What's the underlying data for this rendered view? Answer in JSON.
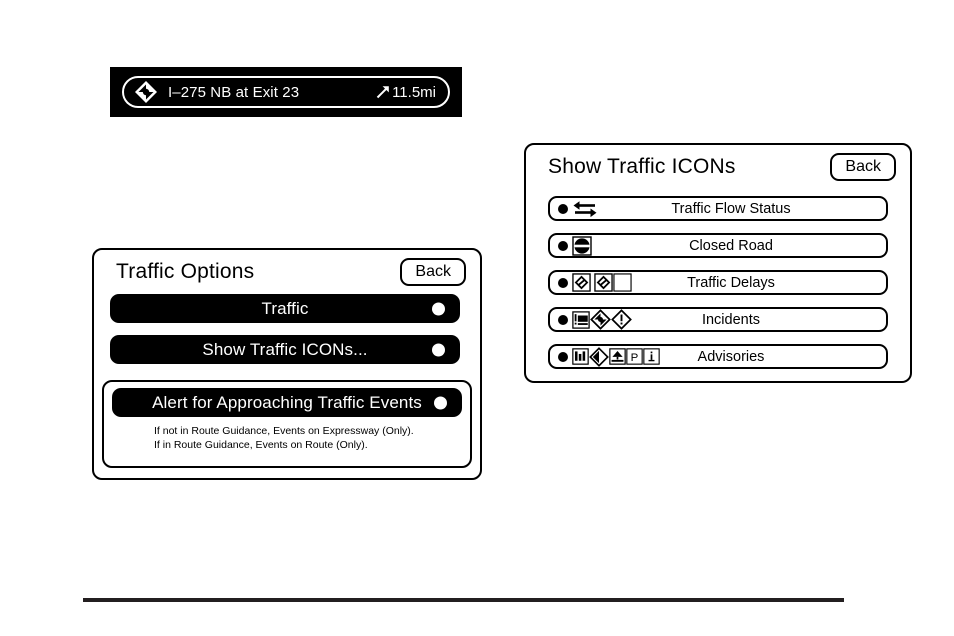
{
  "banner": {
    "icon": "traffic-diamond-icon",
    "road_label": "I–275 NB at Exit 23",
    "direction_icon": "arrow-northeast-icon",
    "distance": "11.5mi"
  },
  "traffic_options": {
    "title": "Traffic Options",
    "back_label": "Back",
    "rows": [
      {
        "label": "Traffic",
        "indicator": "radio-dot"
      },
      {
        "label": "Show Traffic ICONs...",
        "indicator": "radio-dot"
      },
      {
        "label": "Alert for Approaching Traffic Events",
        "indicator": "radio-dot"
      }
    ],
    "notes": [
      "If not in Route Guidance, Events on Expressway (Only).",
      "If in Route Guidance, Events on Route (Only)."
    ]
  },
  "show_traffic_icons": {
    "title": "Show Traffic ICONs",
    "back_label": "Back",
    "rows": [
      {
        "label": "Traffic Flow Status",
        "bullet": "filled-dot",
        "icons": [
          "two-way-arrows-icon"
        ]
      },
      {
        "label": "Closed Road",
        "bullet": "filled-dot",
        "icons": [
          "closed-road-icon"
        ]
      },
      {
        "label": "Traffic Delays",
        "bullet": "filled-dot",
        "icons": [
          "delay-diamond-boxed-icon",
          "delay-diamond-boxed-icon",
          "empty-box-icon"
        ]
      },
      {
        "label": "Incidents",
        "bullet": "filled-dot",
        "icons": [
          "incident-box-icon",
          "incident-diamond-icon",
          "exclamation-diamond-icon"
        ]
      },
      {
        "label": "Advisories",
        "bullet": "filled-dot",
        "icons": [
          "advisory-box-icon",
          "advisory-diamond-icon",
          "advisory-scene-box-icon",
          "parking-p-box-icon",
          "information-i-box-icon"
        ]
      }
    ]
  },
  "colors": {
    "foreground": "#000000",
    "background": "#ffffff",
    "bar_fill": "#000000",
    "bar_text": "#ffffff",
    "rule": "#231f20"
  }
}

==

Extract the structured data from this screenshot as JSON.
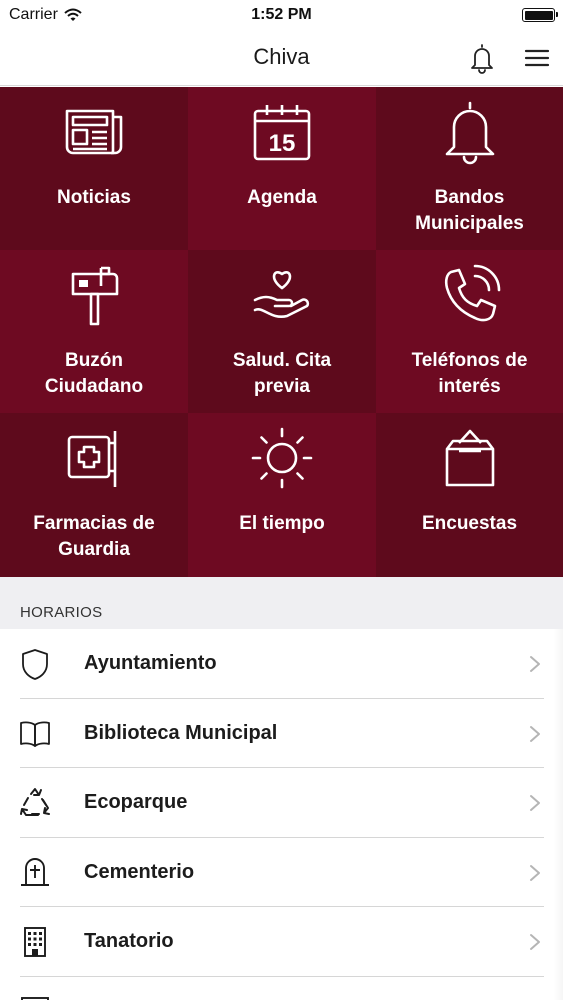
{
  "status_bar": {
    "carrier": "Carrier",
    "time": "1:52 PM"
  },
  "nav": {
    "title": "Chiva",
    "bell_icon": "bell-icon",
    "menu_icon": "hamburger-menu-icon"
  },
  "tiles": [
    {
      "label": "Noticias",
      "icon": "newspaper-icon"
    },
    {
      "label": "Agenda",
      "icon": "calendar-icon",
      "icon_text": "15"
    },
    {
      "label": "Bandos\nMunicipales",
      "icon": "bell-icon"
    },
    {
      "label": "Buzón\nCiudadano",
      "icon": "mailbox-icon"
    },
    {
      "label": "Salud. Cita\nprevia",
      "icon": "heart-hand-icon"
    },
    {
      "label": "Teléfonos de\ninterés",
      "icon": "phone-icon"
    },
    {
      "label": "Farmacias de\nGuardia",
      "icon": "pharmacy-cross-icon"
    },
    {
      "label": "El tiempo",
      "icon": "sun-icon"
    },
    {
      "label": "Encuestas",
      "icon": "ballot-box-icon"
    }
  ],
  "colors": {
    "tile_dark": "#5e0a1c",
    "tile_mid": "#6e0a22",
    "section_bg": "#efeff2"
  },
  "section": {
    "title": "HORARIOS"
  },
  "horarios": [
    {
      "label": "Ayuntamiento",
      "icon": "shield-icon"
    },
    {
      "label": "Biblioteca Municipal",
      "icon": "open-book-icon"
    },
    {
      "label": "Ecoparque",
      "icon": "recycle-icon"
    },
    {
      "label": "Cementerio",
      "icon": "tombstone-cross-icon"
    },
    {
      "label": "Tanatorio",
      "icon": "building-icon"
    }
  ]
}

## What is expected
Leave out every line without the string "Guidance" and copy the rest.

## Response for this exercise
      "If not in Route Guidance, Events on Expressway (Only).",
      "If in Route Guidance, Events on Route (Only)."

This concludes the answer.